# Exercise
The records are set out below this line. Return exactly the lines from the one containing "Convert this screenshot" through the last, and exclude the pictures.

# Material for this task

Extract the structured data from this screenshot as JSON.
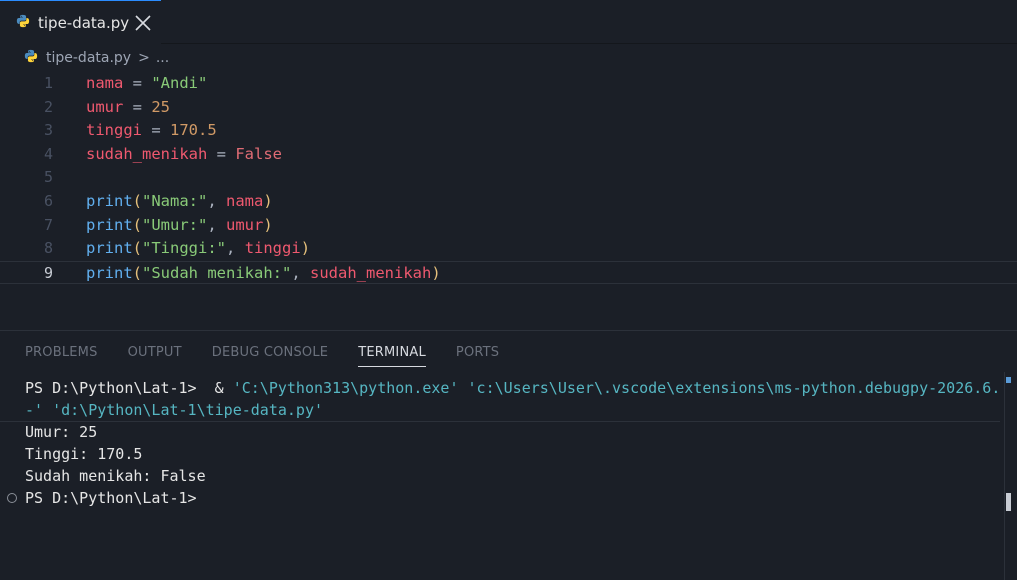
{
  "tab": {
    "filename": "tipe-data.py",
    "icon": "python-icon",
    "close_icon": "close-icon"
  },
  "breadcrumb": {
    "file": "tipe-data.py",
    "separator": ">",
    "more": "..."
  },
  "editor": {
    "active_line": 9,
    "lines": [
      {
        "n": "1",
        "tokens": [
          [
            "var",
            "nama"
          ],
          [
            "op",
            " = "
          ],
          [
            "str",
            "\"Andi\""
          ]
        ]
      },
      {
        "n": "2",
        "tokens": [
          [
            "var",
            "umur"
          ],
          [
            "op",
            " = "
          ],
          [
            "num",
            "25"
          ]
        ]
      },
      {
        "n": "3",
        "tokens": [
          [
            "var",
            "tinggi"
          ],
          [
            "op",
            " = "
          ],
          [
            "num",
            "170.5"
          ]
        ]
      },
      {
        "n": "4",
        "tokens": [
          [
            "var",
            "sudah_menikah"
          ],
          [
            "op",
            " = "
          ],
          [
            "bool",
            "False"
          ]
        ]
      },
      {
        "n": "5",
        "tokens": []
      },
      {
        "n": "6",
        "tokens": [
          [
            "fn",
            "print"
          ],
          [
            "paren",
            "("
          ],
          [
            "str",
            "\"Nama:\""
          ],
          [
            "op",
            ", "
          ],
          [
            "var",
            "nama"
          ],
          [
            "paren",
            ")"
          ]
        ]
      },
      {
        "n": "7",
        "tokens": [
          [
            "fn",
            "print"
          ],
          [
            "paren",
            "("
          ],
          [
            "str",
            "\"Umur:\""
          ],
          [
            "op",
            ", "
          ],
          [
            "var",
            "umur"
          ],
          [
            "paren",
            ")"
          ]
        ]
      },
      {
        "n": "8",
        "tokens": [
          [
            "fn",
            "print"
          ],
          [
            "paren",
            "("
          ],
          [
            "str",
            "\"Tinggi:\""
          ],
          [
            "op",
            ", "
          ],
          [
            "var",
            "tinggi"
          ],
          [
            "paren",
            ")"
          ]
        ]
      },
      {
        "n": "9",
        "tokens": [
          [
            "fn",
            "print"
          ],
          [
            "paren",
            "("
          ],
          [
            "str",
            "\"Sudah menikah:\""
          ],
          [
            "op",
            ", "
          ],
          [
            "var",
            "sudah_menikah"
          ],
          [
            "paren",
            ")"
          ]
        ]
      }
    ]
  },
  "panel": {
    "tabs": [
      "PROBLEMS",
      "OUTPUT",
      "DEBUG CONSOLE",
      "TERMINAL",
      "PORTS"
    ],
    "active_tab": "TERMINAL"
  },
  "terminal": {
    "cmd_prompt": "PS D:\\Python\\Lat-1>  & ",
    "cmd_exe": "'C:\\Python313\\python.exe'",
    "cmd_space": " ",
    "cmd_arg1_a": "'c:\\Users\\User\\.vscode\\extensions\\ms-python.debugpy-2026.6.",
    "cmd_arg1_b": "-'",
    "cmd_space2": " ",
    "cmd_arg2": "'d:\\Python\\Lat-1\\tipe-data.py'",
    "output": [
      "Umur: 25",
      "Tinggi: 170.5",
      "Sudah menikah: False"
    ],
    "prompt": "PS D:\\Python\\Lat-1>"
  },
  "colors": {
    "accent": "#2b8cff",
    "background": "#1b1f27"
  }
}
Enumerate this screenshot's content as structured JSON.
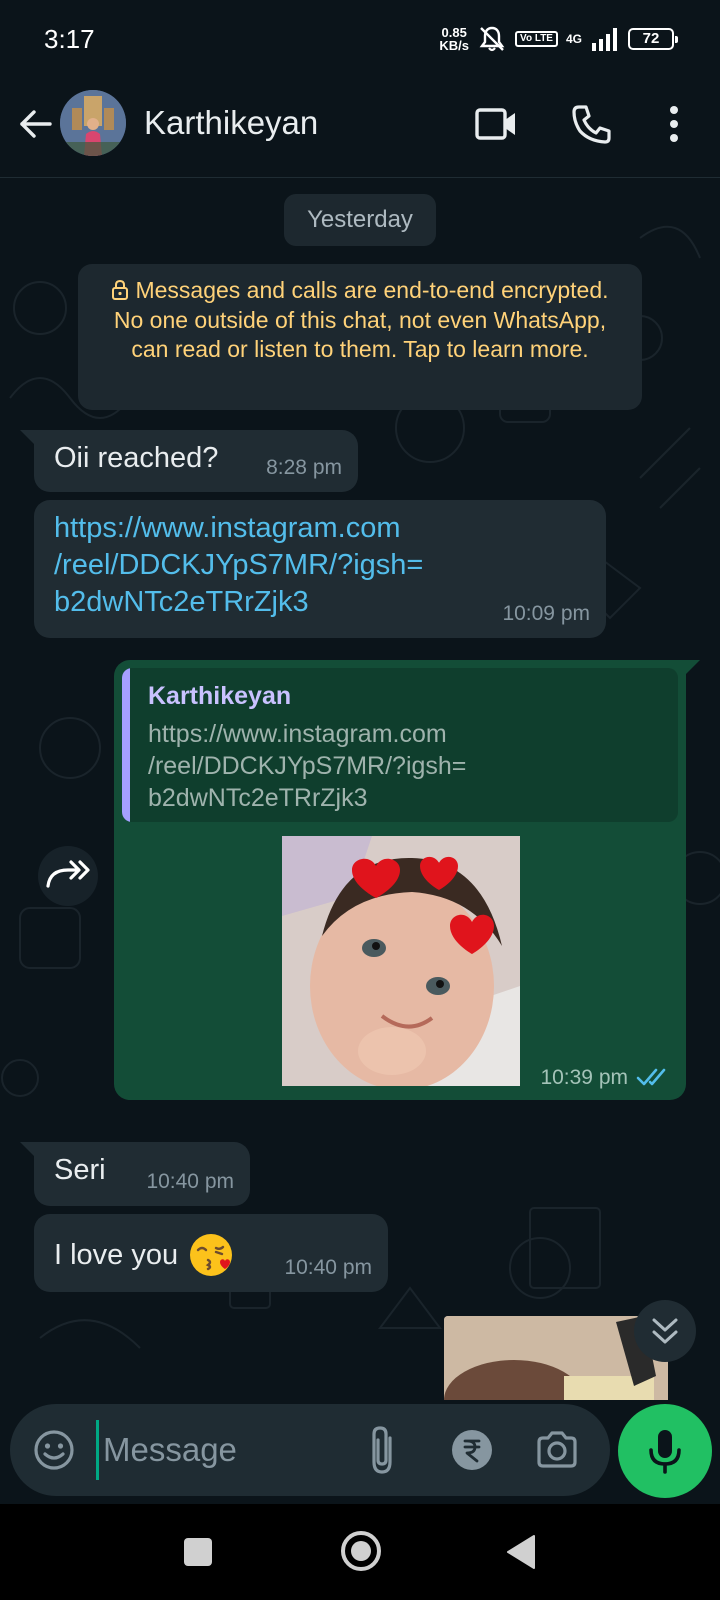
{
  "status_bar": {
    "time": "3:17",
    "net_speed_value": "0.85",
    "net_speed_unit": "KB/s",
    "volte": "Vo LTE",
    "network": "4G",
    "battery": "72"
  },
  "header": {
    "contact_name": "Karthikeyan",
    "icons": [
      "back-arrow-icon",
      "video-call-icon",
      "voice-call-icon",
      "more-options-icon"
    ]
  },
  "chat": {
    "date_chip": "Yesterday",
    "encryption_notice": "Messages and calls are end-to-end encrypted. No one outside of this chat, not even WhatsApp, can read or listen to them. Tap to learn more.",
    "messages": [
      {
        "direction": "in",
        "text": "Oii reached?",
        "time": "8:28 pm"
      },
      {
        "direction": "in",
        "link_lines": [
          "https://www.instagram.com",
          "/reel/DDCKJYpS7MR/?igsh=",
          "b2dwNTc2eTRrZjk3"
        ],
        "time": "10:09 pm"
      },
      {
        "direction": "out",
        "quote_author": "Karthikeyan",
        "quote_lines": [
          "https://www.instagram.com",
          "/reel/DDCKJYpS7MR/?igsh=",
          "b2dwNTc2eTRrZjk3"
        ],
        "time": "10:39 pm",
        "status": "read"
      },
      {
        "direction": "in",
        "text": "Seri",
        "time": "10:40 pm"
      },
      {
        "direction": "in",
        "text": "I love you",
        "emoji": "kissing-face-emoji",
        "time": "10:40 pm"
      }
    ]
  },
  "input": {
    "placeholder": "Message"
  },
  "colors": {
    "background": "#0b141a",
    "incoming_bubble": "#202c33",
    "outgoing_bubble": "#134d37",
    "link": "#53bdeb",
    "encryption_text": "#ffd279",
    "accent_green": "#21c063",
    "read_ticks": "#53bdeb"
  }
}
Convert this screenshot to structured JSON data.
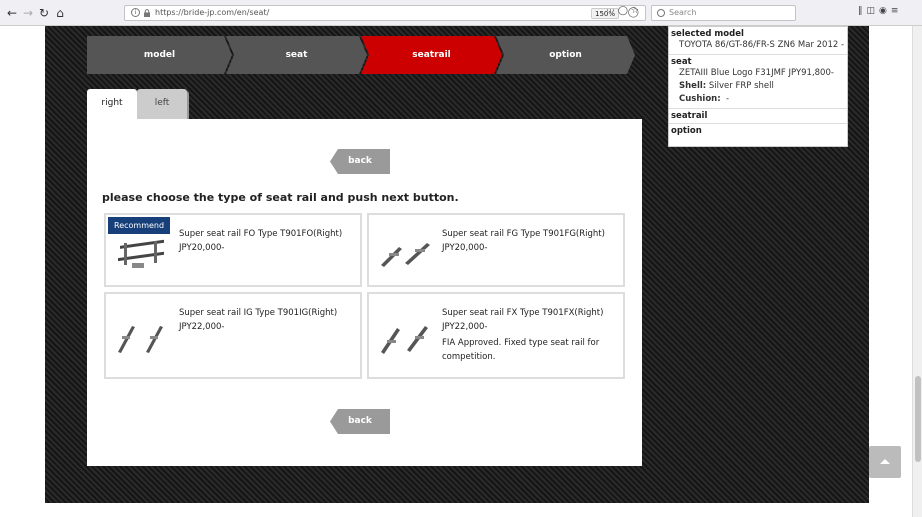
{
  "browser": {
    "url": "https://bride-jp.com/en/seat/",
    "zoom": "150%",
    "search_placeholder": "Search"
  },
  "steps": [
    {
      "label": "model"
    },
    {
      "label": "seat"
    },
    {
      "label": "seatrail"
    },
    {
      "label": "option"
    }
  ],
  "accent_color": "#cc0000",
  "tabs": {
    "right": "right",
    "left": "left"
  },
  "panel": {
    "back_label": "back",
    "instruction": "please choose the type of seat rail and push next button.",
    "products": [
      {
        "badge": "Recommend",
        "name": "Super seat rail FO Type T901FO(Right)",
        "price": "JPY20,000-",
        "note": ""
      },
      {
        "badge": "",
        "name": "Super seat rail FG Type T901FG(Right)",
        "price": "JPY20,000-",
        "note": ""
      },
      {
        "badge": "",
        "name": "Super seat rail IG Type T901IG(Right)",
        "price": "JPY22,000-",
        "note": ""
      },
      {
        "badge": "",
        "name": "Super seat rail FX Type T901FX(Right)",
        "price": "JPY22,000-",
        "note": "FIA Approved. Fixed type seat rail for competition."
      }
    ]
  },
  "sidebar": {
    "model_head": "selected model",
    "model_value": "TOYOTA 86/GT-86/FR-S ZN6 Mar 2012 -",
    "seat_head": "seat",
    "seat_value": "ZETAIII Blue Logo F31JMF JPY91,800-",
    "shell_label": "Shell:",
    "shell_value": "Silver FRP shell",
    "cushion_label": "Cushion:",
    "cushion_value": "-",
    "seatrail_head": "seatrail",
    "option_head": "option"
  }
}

# Final result
Convert this screenshot to structured JSON data.
{
  "browser": {
    "url": "https://bride-jp.com/en/seat/",
    "zoom": "150%",
    "search_placeholder": "Search"
  },
  "steps": [
    {
      "label": "model"
    },
    {
      "label": "seat"
    },
    {
      "label": "seatrail"
    },
    {
      "label": "option"
    }
  ],
  "accent_color": "#cc0000",
  "tabs": {
    "right": "right",
    "left": "left"
  },
  "panel": {
    "back_label": "back",
    "instruction": "please choose the type of seat rail and push next button.",
    "products": [
      {
        "badge": "Recommend",
        "name": "Super seat rail FO Type T901FO(Right)",
        "price": "JPY20,000-",
        "note": ""
      },
      {
        "badge": "",
        "name": "Super seat rail FG Type T901FG(Right)",
        "price": "JPY20,000-",
        "note": ""
      },
      {
        "badge": "",
        "name": "Super seat rail IG Type T901IG(Right)",
        "price": "JPY22,000-",
        "note": ""
      },
      {
        "badge": "",
        "name": "Super seat rail FX Type T901FX(Right)",
        "price": "JPY22,000-",
        "note": "FIA Approved. Fixed type seat rail for competition."
      }
    ]
  },
  "sidebar": {
    "model_head": "selected model",
    "model_value": "TOYOTA 86/GT-86/FR-S ZN6 Mar 2012 -",
    "seat_head": "seat",
    "seat_value": "ZETAIII Blue Logo F31JMF JPY91,800-",
    "shell_label": "Shell:",
    "shell_value": "Silver FRP shell",
    "cushion_label": "Cushion:",
    "cushion_value": "-",
    "seatrail_head": "seatrail",
    "option_head": "option"
  }
}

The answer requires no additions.